## Direction
In the data below, find each line containing the string "those" and return it.

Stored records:
** BEGIN **
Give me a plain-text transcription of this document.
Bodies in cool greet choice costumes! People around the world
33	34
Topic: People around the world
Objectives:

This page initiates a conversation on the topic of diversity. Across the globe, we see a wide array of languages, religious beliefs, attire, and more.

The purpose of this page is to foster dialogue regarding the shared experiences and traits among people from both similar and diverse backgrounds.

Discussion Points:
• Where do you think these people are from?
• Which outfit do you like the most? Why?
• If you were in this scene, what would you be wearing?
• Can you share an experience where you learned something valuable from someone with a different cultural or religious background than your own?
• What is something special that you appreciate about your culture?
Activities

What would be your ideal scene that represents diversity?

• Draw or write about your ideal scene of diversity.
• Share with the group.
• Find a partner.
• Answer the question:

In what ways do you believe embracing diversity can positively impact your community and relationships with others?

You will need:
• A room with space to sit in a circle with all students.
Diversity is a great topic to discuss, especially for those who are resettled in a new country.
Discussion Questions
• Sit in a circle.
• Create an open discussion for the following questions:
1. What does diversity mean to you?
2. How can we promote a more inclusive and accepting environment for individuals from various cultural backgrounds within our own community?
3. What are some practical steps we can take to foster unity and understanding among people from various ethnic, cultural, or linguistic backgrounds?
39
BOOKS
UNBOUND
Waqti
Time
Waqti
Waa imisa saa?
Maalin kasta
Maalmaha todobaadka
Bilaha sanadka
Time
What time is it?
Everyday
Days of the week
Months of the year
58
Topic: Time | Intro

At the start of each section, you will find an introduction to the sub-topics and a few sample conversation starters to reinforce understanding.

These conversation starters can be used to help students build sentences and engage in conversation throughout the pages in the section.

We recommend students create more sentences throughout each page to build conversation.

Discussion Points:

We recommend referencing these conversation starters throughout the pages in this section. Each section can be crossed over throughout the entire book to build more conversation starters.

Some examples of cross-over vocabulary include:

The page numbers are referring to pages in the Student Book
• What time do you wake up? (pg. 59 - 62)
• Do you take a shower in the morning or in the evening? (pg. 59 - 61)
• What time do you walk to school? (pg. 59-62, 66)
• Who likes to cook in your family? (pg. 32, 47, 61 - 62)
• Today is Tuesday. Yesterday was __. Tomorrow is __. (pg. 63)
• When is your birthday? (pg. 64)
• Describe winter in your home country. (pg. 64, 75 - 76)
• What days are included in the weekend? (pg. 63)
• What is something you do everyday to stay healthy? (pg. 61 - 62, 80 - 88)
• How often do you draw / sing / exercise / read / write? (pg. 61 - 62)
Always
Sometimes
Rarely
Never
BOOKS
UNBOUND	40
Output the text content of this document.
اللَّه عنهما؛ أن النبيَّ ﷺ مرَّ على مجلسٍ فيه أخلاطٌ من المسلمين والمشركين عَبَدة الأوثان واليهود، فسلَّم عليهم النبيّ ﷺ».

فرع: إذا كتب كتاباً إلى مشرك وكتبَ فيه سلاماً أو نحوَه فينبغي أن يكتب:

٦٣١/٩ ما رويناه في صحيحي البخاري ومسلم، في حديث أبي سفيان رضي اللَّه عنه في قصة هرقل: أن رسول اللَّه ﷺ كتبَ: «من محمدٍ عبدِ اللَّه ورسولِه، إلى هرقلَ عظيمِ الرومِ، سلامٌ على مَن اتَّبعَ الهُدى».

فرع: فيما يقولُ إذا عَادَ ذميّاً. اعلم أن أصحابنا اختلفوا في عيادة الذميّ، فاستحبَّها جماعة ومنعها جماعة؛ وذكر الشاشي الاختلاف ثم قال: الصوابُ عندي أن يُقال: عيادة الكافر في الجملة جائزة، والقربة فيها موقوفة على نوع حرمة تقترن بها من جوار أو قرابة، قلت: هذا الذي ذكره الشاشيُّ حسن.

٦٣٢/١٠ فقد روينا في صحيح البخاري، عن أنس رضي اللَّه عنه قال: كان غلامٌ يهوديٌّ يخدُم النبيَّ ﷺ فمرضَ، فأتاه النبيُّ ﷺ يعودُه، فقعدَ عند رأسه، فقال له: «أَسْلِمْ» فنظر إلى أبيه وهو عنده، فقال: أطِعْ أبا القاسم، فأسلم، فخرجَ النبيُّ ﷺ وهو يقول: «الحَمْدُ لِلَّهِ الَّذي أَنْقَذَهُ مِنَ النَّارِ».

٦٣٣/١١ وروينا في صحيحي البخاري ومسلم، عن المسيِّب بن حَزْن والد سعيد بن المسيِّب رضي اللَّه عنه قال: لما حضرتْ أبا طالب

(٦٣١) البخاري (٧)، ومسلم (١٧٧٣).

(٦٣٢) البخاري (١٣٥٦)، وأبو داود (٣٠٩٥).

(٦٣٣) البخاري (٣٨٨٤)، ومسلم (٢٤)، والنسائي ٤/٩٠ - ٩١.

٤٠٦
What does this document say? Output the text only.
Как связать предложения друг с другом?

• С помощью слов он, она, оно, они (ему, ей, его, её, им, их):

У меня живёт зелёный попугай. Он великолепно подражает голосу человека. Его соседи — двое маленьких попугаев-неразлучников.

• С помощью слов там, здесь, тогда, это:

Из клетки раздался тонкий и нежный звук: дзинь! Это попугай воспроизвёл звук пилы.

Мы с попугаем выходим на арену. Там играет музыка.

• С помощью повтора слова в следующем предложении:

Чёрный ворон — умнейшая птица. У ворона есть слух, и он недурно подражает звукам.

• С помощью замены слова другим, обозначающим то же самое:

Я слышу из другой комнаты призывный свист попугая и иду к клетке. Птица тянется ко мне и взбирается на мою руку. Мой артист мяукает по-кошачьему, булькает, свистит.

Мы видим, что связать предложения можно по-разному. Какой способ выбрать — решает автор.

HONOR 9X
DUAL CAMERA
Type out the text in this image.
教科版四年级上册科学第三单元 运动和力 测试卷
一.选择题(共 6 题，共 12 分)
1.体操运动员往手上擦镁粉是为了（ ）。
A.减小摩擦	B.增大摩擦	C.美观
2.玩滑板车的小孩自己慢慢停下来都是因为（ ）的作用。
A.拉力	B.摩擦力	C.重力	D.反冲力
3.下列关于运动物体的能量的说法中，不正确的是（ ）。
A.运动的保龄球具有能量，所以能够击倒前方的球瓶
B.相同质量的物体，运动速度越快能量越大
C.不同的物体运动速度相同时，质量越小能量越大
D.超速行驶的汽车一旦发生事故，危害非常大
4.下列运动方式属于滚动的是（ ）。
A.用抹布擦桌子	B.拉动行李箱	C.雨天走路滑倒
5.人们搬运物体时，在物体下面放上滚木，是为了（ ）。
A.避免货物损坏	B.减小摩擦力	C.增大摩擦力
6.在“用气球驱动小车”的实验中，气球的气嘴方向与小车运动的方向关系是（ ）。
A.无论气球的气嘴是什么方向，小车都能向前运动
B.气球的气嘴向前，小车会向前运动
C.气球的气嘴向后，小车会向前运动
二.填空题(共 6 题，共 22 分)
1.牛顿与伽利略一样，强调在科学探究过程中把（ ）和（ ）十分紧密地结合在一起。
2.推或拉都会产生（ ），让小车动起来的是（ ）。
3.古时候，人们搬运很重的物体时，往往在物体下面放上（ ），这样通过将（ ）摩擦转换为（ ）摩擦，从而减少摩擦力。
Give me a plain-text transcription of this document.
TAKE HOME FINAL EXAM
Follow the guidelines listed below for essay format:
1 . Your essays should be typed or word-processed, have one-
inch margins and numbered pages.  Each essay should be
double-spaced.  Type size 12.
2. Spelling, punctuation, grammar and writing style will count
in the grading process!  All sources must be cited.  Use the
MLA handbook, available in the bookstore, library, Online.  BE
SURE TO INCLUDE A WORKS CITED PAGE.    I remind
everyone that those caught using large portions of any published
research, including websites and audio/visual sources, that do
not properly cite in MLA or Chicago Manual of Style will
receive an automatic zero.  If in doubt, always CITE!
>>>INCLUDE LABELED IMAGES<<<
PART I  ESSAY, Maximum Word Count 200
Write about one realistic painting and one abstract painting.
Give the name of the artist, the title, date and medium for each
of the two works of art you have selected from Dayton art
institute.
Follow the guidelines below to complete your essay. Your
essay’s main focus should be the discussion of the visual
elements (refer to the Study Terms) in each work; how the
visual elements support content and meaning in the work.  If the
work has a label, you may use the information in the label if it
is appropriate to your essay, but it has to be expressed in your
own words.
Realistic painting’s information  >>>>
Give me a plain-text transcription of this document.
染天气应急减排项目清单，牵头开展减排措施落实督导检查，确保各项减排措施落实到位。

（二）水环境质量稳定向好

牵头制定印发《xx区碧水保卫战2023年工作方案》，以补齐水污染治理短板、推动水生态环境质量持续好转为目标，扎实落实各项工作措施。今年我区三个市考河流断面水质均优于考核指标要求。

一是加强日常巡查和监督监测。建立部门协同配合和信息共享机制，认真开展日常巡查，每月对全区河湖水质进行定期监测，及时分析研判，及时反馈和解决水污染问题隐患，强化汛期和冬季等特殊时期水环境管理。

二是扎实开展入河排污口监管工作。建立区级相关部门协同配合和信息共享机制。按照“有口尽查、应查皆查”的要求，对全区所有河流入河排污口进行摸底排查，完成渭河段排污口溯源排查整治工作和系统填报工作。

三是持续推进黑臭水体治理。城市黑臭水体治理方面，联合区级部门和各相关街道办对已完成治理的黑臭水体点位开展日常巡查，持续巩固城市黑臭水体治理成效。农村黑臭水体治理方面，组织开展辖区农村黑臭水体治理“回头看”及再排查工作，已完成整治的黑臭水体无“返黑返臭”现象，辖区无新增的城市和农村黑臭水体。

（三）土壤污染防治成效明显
** END **
## Solution to the exercise
Diversity is a great topic to discuss, especially for those who are resettled in a new country.
everyone that those caught using large portions of any published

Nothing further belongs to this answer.